Stored entries:
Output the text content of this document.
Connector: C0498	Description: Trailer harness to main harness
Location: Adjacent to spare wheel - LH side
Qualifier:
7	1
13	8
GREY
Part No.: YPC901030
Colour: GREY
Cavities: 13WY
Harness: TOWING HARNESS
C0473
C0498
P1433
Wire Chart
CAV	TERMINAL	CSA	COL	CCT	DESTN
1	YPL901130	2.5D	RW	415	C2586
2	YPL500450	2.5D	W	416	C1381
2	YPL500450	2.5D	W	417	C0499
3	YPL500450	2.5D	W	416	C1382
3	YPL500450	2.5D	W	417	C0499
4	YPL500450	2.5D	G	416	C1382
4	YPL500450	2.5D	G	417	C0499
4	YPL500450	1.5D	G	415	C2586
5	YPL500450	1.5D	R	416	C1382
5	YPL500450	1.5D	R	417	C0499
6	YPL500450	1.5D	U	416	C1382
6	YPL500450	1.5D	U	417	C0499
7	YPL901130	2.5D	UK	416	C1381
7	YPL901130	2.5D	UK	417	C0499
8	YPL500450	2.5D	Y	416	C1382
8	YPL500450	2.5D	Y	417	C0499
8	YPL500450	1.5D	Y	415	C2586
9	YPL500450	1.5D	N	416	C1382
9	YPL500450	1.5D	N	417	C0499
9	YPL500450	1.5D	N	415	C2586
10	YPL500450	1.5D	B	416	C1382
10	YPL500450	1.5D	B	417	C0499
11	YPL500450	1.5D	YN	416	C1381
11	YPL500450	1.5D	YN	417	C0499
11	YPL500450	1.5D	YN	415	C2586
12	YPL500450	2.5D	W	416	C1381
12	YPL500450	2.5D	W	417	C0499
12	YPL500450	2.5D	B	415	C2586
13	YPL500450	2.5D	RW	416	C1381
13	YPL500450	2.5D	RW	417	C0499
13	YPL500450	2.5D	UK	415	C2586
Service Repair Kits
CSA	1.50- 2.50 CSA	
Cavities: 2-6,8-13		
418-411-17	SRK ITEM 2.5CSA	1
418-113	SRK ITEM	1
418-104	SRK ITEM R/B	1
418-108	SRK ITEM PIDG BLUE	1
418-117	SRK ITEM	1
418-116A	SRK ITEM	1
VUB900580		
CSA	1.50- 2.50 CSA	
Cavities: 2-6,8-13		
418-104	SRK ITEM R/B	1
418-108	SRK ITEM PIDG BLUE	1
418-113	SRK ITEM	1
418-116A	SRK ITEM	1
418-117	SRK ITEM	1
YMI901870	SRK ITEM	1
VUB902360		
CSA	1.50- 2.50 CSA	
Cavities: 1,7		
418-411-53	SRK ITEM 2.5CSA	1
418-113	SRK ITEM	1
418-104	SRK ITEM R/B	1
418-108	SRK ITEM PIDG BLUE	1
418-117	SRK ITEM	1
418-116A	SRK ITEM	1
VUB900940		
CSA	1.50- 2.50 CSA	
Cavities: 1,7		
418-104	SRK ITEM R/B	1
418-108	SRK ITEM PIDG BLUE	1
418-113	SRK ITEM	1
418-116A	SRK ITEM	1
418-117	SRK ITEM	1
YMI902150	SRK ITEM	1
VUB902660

▸ Task details: Write out every entry exactly as given.

▸ Correct output:
Output the text content of this document.
Connector: C0498	Description: Trailer harness to main harness
Location: Adjacent to spare wheel - LH side
Qualifier:
7	1
13	8
GREY
Part No.: YPC901030
Colour: GREY
Cavities: 13WY
Harness: TOWING HARNESS
C0473
C0498
P1433
Wire Chart
CAV	TERMINAL	CSA	COL	CCT	DESTN
1	YPL901130	2.5D	RW	415	C2586
2	YPL500450	2.5D	W	416	C1381
2	YPL500450	2.5D	W	417	C0499
3	YPL500450	2.5D	W	416	C1382
3	YPL500450	2.5D	W	417	C0499
4	YPL500450	2.5D	G	416	C1382
4	YPL500450	2.5D	G	417	C0499
4	YPL500450	1.5D	G	415	C2586
5	YPL500450	1.5D	R	416	C1382
5	YPL500450	1.5D	R	417	C0499
6	YPL500450	1.5D	U	416	C1382
6	YPL500450	1.5D	U	417	C0499
7	YPL901130	2.5D	UK	416	C1381
7	YPL901130	2.5D	UK	417	C0499
8	YPL500450	2.5D	Y	416	C1382
8	YPL500450	2.5D	Y	417	C0499
8	YPL500450	1.5D	Y	415	C2586
9	YPL500450	1.5D	N	416	C1382
9	YPL500450	1.5D	N	417	C0499
9	YPL500450	1.5D	N	415	C2586
10	YPL500450	1.5D	B	416	C1382
10	YPL500450	1.5D	B	417	C0499
11	YPL500450	1.5D	YN	416	C1381
11	YPL500450	1.5D	YN	417	C0499
11	YPL500450	1.5D	YN	415	C2586
12	YPL500450	2.5D	W	416	C1381
12	YPL500450	2.5D	W	417	C0499
12	YPL500450	2.5D	B	415	C2586
13	YPL500450	2.5D	RW	416	C1381
13	YPL500450	2.5D	RW	417	C0499
13	YPL500450	2.5D	UK	415	C2586
Service Repair Kits
CSA	1.50- 2.50 CSA	
Cavities: 2-6,8-13		
418-411-17	SRK ITEM 2.5CSA	1
418-113	SRK ITEM	1
418-104	SRK ITEM R/B	1
418-108	SRK ITEM PIDG BLUE	1
418-117	SRK ITEM	1
418-116A	SRK ITEM	1
VUB900580		
CSA	1.50- 2.50 CSA	
Cavities: 2-6,8-13		
418-104	SRK ITEM R/B	1
418-108	SRK ITEM PIDG BLUE	1
418-113	SRK ITEM	1
418-116A	SRK ITEM	1
418-117	SRK ITEM	1
YMI901870	SRK ITEM	1
VUB902360		
CSA	1.50- 2.50 CSA	
Cavities: 1,7		
418-411-53	SRK ITEM 2.5CSA	1
418-113	SRK ITEM	1
418-104	SRK ITEM R/B	1
418-108	SRK ITEM PIDG BLUE	1
418-117	SRK ITEM	1
418-116A	SRK ITEM	1
VUB900940		
CSA	1.50- 2.50 CSA	
Cavities: 1,7		
418-104	SRK ITEM R/B	1
418-108	SRK ITEM PIDG BLUE	1
418-113	SRK ITEM	1
418-116A	SRK ITEM	1
418-117	SRK ITEM	1
YMI902150	SRK ITEM	1
VUB902660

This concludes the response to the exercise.